§ **ENTRIES SUPPLIED**:
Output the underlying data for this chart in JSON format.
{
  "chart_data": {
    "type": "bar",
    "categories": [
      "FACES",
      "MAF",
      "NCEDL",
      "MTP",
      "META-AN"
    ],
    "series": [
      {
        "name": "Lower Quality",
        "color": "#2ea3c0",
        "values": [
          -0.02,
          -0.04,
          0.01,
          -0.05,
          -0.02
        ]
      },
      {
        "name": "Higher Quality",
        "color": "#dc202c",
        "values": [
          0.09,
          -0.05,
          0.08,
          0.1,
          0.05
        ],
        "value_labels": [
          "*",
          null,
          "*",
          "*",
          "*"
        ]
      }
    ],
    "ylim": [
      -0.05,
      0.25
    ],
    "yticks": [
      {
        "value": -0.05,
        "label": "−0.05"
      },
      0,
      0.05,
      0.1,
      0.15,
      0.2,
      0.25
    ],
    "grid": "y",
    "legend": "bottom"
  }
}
--
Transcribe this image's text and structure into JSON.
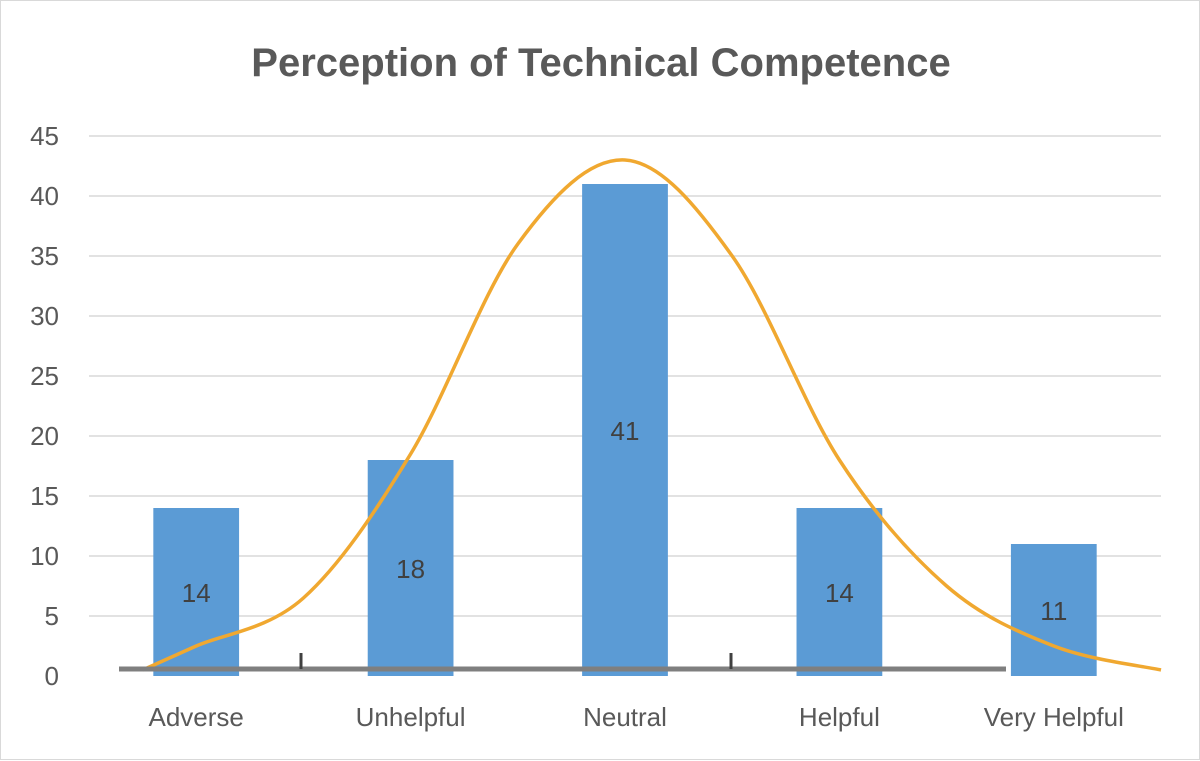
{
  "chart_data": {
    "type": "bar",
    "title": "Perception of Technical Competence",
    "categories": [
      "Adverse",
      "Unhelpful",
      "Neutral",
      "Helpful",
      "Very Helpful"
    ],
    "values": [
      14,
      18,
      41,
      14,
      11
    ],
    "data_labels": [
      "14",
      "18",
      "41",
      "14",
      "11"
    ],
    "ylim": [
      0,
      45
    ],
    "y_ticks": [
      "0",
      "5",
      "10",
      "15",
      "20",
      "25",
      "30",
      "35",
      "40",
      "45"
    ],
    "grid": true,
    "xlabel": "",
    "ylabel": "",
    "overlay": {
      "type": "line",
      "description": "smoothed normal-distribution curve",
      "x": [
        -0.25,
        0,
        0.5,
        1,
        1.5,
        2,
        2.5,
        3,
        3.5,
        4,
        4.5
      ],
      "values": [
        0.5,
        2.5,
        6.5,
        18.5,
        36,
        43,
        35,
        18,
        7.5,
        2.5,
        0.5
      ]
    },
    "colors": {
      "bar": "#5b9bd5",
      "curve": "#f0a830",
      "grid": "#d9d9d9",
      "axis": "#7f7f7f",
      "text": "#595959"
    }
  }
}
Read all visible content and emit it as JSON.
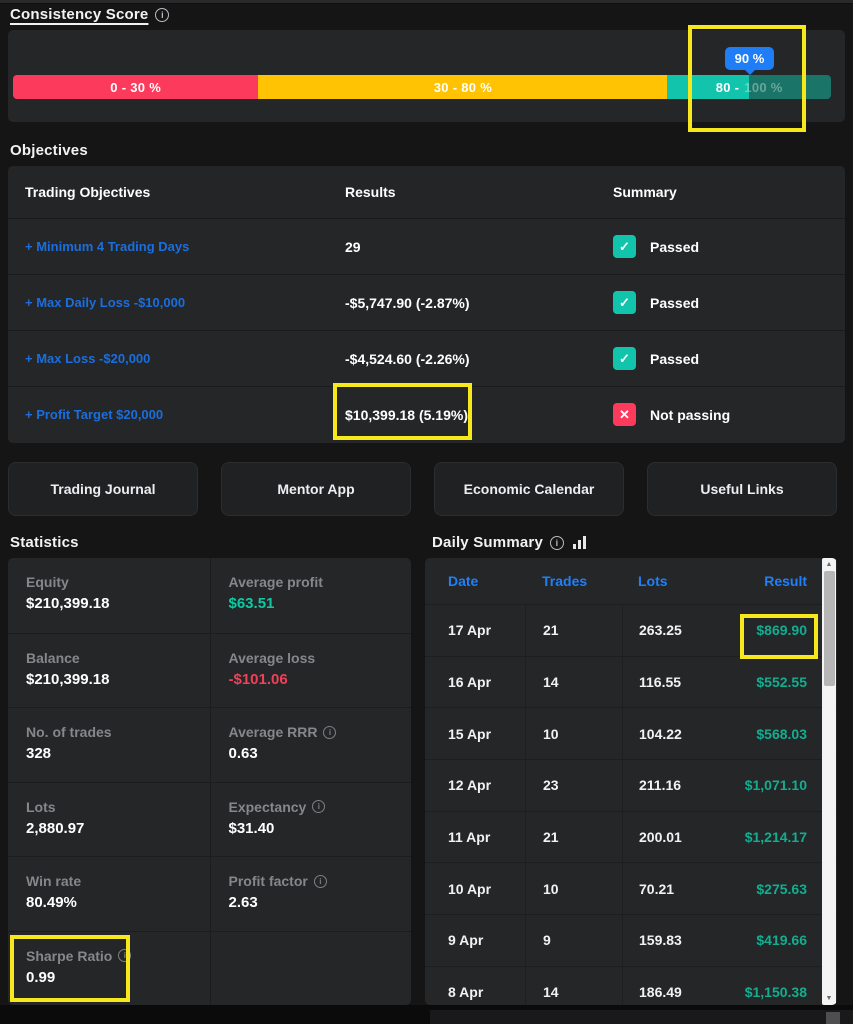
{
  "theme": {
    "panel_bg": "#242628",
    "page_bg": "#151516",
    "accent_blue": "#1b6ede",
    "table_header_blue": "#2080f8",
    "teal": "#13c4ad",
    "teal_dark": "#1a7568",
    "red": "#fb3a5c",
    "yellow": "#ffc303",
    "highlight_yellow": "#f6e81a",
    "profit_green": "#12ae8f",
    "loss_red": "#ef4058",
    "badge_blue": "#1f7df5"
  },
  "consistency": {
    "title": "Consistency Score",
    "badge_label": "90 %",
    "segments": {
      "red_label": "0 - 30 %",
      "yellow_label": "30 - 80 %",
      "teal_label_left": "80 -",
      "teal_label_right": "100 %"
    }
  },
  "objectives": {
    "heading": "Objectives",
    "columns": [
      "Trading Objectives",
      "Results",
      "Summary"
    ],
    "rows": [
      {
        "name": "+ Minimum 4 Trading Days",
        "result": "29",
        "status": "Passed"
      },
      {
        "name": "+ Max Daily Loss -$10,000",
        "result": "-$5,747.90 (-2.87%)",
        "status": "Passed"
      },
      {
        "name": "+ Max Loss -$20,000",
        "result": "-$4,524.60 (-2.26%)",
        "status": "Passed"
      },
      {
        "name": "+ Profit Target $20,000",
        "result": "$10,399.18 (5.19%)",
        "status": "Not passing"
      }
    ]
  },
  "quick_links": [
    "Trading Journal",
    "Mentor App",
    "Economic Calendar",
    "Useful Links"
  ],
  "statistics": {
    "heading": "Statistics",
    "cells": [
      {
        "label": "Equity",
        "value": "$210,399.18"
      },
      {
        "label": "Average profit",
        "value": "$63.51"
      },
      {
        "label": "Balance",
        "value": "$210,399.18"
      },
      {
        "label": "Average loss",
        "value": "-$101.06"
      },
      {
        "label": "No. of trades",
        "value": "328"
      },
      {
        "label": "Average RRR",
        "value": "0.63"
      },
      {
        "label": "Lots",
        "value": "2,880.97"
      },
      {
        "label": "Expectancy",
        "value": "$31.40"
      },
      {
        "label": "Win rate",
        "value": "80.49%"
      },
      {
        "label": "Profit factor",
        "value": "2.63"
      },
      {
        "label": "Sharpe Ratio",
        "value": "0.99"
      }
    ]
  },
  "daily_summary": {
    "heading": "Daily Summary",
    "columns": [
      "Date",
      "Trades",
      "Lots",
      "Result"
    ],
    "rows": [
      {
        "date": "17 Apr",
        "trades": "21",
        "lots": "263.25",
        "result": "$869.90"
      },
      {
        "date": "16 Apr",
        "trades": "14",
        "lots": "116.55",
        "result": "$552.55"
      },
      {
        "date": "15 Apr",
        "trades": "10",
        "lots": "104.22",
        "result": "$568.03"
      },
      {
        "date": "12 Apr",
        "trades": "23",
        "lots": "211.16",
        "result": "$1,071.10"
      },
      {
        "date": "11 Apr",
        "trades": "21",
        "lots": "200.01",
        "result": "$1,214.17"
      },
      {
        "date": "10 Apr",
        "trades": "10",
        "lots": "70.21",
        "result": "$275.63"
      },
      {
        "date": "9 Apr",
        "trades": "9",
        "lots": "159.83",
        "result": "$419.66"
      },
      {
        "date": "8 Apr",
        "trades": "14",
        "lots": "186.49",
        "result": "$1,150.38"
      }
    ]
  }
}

§ **CHALLENGE**:
Answer with a single number: the count of lines holding the word "text".

§ **TASK RESPONSE**:
2